___ LISTED ENTRIES ___

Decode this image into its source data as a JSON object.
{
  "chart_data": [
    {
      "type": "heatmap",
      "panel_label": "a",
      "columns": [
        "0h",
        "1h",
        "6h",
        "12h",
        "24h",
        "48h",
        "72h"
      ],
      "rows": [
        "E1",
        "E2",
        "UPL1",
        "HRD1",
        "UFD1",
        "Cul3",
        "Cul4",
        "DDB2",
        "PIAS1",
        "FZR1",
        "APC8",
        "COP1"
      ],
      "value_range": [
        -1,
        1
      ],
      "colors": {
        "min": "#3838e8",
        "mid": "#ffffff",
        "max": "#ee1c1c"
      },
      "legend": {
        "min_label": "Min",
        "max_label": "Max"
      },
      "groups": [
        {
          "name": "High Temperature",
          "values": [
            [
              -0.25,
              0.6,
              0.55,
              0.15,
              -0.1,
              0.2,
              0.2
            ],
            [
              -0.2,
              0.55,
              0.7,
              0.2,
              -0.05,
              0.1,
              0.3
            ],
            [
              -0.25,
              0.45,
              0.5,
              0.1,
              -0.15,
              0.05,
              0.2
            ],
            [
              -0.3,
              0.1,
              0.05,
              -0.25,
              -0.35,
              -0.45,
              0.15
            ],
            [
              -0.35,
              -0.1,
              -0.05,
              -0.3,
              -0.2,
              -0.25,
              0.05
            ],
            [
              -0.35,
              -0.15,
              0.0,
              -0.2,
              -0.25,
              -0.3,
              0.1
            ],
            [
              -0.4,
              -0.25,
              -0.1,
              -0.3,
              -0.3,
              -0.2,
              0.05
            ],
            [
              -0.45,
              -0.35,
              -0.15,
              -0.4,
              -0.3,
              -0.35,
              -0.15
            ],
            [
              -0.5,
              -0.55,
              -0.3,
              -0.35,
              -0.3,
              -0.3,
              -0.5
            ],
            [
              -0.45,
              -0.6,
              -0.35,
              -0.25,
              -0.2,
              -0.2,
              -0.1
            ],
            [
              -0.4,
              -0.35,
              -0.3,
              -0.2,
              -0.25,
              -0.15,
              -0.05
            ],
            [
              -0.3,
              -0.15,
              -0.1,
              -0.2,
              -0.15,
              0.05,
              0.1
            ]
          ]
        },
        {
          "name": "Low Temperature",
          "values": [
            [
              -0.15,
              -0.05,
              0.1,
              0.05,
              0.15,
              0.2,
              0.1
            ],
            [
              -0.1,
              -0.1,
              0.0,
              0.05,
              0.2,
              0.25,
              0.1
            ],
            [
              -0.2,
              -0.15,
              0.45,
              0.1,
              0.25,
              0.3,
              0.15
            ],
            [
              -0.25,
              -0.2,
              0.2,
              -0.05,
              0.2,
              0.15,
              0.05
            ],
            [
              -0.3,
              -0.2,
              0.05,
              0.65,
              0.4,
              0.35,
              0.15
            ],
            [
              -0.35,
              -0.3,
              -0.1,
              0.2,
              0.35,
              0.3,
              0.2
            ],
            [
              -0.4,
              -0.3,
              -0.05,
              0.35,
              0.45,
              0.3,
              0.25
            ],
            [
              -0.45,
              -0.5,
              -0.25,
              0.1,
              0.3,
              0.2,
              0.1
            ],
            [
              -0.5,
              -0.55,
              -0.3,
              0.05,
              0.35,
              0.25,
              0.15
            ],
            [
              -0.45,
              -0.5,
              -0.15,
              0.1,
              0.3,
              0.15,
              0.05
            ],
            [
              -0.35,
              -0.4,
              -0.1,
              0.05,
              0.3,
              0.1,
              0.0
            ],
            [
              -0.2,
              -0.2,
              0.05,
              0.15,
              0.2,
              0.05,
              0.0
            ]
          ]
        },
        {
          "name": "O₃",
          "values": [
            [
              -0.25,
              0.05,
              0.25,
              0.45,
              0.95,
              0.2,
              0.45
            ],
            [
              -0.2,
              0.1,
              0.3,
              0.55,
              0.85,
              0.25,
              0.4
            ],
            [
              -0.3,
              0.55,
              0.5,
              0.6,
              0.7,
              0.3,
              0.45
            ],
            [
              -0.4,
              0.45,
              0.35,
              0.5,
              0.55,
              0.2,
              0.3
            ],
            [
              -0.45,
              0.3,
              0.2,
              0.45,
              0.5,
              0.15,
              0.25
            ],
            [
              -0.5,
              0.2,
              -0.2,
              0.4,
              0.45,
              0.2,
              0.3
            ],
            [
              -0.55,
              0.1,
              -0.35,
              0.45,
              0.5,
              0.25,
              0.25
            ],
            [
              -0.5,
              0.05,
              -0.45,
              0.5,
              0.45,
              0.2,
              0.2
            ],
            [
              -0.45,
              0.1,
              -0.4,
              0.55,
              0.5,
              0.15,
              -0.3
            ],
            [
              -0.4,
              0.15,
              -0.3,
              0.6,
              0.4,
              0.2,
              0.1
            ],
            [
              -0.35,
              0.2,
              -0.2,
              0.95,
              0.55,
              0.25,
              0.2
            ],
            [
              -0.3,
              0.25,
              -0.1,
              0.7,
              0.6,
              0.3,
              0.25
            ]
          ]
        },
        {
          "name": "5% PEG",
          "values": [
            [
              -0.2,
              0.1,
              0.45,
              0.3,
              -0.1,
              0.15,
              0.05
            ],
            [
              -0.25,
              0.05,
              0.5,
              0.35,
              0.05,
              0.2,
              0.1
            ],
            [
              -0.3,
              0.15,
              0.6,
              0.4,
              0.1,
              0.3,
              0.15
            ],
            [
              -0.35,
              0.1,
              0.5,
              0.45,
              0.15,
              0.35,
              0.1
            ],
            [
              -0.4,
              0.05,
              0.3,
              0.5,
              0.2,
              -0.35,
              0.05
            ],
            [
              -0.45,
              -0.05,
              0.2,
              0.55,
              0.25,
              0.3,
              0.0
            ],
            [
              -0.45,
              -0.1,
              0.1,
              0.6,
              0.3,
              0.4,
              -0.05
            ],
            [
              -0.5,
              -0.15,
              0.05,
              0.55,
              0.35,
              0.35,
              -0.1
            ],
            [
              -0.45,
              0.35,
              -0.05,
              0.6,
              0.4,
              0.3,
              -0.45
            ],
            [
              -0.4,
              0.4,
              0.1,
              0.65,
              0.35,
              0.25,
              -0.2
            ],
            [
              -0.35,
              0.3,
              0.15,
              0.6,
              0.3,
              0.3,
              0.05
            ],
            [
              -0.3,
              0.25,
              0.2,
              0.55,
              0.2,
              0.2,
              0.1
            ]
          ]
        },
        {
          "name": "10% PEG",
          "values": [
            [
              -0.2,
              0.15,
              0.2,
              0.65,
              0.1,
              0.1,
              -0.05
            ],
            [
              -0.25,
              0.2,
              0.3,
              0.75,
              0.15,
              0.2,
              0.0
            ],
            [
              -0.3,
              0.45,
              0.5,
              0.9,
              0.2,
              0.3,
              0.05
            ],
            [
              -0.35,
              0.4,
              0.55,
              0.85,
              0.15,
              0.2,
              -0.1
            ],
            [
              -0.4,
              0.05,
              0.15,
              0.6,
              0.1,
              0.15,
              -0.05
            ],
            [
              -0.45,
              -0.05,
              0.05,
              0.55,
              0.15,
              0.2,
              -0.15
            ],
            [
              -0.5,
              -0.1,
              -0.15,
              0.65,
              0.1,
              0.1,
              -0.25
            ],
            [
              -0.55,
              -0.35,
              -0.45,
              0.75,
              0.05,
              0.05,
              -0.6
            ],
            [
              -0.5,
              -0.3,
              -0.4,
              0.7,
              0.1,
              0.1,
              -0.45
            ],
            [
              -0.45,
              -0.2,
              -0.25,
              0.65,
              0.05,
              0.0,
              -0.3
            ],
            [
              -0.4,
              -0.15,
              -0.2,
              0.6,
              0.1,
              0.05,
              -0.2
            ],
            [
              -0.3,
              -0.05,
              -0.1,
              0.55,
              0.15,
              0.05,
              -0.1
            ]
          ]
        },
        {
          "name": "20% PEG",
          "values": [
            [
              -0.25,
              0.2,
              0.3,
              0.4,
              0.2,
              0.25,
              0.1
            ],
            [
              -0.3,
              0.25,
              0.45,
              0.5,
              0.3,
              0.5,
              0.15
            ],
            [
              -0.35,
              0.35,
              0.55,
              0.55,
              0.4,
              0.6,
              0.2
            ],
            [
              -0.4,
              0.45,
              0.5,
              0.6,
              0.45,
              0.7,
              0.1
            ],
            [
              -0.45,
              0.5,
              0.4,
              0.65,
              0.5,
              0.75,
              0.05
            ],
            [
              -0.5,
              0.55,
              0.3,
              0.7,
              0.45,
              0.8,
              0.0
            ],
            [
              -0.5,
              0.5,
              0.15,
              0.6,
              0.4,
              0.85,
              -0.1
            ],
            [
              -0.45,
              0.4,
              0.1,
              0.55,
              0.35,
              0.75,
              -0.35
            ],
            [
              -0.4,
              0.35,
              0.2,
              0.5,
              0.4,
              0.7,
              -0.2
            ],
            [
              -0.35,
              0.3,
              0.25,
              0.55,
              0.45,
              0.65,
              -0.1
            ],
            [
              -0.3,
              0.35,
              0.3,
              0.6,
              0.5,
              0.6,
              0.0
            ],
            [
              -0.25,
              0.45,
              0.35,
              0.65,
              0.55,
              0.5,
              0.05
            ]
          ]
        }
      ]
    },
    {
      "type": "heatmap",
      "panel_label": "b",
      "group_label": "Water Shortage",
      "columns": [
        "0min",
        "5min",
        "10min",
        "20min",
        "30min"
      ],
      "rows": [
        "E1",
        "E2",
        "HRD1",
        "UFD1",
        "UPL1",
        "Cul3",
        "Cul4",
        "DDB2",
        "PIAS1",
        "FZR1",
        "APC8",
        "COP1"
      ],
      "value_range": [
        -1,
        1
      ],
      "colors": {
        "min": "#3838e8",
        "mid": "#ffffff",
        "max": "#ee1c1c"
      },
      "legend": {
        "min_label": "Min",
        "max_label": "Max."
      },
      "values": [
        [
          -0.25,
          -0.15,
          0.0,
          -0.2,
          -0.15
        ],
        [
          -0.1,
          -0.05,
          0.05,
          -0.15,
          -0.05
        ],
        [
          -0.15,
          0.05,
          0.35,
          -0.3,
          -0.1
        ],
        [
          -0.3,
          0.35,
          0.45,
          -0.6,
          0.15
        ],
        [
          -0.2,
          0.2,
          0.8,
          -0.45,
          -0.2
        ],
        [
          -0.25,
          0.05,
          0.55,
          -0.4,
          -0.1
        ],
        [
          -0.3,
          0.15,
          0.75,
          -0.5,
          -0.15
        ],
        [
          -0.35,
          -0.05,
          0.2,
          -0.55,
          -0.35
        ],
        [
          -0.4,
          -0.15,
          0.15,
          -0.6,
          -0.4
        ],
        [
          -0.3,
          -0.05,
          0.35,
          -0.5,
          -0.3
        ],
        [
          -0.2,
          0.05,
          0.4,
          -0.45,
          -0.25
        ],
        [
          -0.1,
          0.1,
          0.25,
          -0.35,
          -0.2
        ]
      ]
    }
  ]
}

___

• **TASK GOAL**: From the listing above, pick out each line where the word "Temperature" appears.

• **SOLUTION**:
          "name": "High Temperature",
          "name": "Low Temperature",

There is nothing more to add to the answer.